### WHAT IS REQUIRED
Your task is to copy each line that has the word "food".

### INFORMATION SUPPLIED
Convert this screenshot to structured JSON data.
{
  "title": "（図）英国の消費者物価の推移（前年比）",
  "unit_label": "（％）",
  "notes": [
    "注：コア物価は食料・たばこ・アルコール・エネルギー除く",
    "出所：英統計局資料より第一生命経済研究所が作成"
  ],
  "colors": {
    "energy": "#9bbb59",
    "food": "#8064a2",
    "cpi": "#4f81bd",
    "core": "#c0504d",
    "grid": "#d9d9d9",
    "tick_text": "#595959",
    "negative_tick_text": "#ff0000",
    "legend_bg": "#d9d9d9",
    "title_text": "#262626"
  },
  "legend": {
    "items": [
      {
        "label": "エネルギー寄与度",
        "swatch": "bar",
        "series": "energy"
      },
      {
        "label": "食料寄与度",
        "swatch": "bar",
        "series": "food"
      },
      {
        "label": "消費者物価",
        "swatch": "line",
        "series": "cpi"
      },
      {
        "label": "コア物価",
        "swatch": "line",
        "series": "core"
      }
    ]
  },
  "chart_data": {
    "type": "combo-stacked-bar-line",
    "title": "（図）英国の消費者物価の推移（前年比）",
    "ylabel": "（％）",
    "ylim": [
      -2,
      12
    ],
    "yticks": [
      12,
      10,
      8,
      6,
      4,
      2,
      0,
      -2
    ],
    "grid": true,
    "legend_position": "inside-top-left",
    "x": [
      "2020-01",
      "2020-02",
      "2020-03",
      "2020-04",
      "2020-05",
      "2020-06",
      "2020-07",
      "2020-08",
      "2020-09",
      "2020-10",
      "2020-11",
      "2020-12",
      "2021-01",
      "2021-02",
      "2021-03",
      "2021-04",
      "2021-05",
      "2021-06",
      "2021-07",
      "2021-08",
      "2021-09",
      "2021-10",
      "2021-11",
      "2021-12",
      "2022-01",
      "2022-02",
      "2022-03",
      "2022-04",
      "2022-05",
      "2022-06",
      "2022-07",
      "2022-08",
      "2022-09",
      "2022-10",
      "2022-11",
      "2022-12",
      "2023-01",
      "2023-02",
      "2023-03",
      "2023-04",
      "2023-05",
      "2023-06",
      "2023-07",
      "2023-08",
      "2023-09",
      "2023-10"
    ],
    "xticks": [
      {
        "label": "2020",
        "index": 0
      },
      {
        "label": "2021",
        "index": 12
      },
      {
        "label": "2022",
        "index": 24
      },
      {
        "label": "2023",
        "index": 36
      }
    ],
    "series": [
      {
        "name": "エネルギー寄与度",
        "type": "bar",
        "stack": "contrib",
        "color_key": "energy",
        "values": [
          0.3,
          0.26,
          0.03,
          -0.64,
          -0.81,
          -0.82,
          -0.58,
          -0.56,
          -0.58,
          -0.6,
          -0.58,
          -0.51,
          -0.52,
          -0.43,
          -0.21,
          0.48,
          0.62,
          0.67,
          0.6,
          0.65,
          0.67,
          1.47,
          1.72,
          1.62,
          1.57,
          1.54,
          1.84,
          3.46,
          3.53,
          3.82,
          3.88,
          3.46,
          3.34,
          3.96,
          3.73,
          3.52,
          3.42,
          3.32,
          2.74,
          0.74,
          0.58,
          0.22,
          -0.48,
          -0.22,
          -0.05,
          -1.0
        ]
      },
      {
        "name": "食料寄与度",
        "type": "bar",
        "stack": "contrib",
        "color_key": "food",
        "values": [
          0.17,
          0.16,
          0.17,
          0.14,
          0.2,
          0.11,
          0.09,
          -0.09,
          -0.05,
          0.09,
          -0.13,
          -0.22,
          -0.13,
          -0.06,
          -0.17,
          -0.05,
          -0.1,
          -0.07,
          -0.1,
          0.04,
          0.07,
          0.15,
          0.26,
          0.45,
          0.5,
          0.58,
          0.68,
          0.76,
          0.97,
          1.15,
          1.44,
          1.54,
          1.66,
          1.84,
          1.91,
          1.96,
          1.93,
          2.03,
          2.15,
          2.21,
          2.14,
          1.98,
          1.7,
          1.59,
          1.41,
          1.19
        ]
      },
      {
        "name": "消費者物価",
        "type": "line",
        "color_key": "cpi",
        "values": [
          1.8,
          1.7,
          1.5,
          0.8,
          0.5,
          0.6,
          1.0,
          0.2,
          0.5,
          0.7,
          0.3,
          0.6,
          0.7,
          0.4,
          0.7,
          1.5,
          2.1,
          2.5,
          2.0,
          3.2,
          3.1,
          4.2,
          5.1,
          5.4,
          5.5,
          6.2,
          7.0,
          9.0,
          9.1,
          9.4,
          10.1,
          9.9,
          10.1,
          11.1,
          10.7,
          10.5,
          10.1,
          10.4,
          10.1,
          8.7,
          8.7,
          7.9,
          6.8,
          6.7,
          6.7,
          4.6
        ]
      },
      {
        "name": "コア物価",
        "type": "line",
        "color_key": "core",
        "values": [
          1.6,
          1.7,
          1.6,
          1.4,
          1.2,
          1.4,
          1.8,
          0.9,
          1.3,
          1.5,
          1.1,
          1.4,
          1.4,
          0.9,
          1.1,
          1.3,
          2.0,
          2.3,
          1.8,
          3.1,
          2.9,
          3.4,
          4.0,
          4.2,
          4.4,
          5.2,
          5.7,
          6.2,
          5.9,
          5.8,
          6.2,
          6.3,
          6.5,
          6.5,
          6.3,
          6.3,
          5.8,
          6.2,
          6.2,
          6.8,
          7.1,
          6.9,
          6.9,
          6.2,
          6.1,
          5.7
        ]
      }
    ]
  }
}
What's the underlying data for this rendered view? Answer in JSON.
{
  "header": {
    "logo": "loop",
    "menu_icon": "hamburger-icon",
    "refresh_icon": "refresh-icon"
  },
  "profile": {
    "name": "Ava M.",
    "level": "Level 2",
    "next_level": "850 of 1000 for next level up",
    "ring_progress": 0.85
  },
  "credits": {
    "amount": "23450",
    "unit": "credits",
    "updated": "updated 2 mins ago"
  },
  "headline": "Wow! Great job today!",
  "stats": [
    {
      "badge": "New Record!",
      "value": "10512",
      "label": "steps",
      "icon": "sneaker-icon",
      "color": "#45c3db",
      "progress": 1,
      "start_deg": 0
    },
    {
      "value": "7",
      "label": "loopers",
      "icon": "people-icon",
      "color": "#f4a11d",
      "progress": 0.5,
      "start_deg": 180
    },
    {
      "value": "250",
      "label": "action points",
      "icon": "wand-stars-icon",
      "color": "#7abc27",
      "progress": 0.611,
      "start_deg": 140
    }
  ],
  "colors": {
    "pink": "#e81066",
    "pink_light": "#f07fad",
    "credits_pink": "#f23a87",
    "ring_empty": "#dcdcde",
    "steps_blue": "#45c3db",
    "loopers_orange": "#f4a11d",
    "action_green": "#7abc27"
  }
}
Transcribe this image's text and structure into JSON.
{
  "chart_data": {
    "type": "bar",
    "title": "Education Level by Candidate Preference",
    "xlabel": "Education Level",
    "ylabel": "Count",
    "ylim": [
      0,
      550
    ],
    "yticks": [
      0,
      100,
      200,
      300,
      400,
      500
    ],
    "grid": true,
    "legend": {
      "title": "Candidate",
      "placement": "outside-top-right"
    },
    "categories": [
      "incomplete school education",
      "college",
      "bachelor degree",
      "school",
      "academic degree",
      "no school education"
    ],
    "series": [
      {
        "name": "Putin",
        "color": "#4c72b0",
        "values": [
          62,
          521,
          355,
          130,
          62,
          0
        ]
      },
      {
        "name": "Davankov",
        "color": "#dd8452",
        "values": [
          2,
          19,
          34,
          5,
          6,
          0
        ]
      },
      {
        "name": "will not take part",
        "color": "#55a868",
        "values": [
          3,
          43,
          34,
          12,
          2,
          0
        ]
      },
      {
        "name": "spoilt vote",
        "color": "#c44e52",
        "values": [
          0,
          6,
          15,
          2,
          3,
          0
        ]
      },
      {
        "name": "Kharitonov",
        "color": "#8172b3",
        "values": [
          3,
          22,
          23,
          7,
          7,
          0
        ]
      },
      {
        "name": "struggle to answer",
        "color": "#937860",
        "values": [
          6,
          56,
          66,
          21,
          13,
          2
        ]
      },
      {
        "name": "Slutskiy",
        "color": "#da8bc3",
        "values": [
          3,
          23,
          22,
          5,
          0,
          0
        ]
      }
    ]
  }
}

### RESPONSE TO THIS EXERCISE
    "food": "#8064a2",
        "series": "food"
        "color_key": "food",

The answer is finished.